Begin THE INPUT
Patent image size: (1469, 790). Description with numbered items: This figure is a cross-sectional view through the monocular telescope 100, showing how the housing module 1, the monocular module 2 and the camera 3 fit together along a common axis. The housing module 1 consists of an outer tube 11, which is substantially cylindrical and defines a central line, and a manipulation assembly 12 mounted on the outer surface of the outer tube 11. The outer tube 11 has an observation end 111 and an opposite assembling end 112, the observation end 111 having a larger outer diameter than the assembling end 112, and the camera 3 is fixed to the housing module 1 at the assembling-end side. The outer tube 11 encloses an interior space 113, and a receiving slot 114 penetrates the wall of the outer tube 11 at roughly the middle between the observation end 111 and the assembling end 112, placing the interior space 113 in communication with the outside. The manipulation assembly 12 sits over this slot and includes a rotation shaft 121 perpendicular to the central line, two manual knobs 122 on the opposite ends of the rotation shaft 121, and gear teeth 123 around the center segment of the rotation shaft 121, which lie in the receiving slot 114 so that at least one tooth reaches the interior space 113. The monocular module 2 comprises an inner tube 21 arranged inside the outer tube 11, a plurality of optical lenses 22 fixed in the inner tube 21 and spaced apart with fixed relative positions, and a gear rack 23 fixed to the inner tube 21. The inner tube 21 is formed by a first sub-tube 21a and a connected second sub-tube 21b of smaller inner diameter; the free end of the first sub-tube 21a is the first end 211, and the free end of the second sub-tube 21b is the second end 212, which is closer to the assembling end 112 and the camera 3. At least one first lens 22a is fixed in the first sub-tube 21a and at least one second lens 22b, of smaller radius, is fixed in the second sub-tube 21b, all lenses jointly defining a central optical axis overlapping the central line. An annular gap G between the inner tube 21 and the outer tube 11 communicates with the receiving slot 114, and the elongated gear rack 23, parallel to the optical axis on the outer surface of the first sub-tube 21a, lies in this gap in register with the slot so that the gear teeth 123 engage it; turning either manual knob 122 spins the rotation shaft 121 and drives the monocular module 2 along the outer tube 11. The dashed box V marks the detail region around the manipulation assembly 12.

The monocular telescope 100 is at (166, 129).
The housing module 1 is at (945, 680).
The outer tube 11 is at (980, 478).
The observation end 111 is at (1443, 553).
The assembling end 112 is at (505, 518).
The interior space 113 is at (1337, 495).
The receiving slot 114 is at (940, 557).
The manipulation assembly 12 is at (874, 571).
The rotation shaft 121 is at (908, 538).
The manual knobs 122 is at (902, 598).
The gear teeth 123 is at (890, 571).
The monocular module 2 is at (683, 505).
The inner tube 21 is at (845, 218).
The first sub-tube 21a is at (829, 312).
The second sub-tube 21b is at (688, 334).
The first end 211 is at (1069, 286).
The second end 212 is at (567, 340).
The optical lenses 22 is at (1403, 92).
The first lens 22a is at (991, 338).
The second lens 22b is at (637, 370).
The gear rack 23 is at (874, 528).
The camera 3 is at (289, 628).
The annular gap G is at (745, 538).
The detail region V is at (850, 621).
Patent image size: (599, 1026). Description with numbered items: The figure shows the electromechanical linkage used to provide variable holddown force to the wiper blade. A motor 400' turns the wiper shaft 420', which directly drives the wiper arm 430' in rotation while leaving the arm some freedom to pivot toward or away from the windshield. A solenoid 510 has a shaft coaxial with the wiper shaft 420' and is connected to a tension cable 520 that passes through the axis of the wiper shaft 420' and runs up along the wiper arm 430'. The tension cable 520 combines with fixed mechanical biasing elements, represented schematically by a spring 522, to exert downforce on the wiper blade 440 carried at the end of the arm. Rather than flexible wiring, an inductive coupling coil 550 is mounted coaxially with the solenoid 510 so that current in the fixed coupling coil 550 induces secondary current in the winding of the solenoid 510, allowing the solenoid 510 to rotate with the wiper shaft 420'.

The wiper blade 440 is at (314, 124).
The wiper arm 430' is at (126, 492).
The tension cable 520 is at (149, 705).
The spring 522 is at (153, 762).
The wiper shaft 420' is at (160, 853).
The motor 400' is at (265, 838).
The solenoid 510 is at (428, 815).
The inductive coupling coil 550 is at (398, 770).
End THE INPUT
TASK PROMPT:
Echo the lines of the data entries from the line with "Patent image size: (599, 1026)." to the line with "The motor 400' is at (265, 838).", both included, reproducing each one word for word.

TASK SOLUTION:
Patent image size: (599, 1026). Description with numbered items: The figure shows the electromechanical linkage used to provide variable holddown force to the wiper blade. A motor 400' turns the wiper shaft 420', which directly drives the wiper arm 430' in rotation while leaving the arm some freedom to pivot toward or away from the windshield. A solenoid 510 has a shaft coaxial with the wiper shaft 420' and is connected to a tension cable 520 that passes through the axis of the wiper shaft 420' and runs up along the wiper arm 430'. The tension cable 520 combines with fixed mechanical biasing elements, represented schematically by a spring 522, to exert downforce on the wiper blade 440 carried at the end of the arm. Rather than flexible wiring, an inductive coupling coil 550 is mounted coaxially with the solenoid 510 so that current in the fixed coupling coil 550 induces secondary current in the winding of the solenoid 510, allowing the solenoid 510 to rotate with the wiper shaft 420'.

The wiper blade 440 is at (314, 124).
The wiper arm 430' is at (126, 492).
The tension cable 520 is at (149, 705).
The spring 522 is at (153, 762).
The wiper shaft 420' is at (160, 853).
The motor 400' is at (265, 838).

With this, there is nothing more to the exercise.